*Zur Aufgabe*
Entnimm den unten stehenden Text über die Familie Gradenwitz vollständig und Wort für Wort.

Tot sind nur die, die man vergisst: Wer war Familie Gradenwitz?
An vielen Orten in Hamburg sind momentan die Gesichter von Bertha Vera Gradenwitz und Albert Gradenwitz plakatiert. Schwarz-weiße Portraits, die Hälfte der Gesichter bereits verschwommen. Darunter steht: „Tot sind nur die, die man vergisst“. Zwischen 1933–1945 wurden tausende jüdische Hamburger:innen entrechtet, ausgegrenzt, gedemütigt, verschleppt und ermordet – unter ihnen das Ehepaar Gradenwitz. Um dem Vergessen entgegenzuwirken und die Bilder der Vergangenheit nicht im Strom der Zeit verschwinden zu lassen, organisieren die Stiftung Bornplatzsynagoge und die jüdische Gemeinde Hamburg eine Gedenkveranstaltung anlässlich der Reichspogromnacht 1938.

*Auszüge der Einträge*

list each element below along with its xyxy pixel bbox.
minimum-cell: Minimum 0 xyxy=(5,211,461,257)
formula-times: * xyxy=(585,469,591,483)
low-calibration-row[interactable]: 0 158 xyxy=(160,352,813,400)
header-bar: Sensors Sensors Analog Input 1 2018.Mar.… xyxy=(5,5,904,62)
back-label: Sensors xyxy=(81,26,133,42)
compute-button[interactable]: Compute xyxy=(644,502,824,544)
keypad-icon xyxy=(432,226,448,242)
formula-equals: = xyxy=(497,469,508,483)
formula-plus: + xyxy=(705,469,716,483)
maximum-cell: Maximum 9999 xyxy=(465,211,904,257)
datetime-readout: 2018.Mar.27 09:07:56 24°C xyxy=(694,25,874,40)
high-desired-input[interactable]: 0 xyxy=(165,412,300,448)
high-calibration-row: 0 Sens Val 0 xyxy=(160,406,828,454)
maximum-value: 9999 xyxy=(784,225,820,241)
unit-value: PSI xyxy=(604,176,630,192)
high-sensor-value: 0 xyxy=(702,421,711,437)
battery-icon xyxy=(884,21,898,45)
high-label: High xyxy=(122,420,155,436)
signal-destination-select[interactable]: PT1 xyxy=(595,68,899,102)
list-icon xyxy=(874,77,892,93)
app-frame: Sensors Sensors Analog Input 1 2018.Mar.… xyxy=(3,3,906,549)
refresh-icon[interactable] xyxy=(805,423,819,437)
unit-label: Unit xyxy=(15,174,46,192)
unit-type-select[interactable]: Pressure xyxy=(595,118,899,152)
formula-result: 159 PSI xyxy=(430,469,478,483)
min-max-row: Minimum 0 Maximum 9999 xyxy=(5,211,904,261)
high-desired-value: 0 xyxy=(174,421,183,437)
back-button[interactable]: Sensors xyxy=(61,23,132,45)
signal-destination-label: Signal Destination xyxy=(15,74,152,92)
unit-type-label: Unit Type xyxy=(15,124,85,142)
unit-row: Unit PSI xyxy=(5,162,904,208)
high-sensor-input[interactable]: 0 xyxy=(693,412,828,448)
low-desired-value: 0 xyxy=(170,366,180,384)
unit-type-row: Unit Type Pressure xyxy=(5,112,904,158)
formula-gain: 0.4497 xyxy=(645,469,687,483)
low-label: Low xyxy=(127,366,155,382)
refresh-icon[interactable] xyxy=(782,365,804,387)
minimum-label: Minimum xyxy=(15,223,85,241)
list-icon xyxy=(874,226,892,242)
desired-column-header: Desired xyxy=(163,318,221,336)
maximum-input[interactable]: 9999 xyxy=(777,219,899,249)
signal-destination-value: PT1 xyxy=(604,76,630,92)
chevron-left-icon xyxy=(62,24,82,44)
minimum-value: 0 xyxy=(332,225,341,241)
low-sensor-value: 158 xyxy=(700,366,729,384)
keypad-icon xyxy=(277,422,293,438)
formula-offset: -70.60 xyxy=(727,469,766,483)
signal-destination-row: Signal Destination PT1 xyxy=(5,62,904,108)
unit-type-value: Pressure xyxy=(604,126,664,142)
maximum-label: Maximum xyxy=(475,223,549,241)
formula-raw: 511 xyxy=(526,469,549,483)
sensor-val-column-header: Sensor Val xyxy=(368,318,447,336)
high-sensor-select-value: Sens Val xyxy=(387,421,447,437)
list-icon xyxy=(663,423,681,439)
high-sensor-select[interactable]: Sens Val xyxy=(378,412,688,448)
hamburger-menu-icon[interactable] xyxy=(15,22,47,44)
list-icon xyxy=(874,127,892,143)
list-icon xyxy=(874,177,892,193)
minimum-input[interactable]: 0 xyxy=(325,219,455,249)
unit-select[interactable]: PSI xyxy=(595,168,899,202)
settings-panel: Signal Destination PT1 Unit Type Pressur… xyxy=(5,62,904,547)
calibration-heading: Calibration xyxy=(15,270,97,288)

*Ergebnis der Aufgabe*
Tot sind nur die, die man vergisst: Wer war Familie Gradenwitz?
An vielen Orten in Hamburg sind momentan die Gesichter von Bertha Vera Gradenwitz und Albert Gradenwitz plakatiert. Schwarz-weiße Portraits, die Hälfte der Gesichter bereits verschwommen. Darunter steht: „Tot sind nur die, die man vergisst“. Zwischen 1933–1945 wurden tausende jüdische Hamburger:innen entrechtet, ausgegrenzt, gedemütigt, verschleppt und ermordet – unter ihnen das Ehepaar Gradenwitz. Um dem Vergessen entgegenzuwirken und die Bilder der Vergangenheit nicht im Strom der Zeit verschwinden zu lassen, organisieren die Stiftung Bornplatzsynagoge und die jüdische Gemeinde Hamburg eine Gedenkveranstaltung anlässlich der Reichspogromnacht 1938.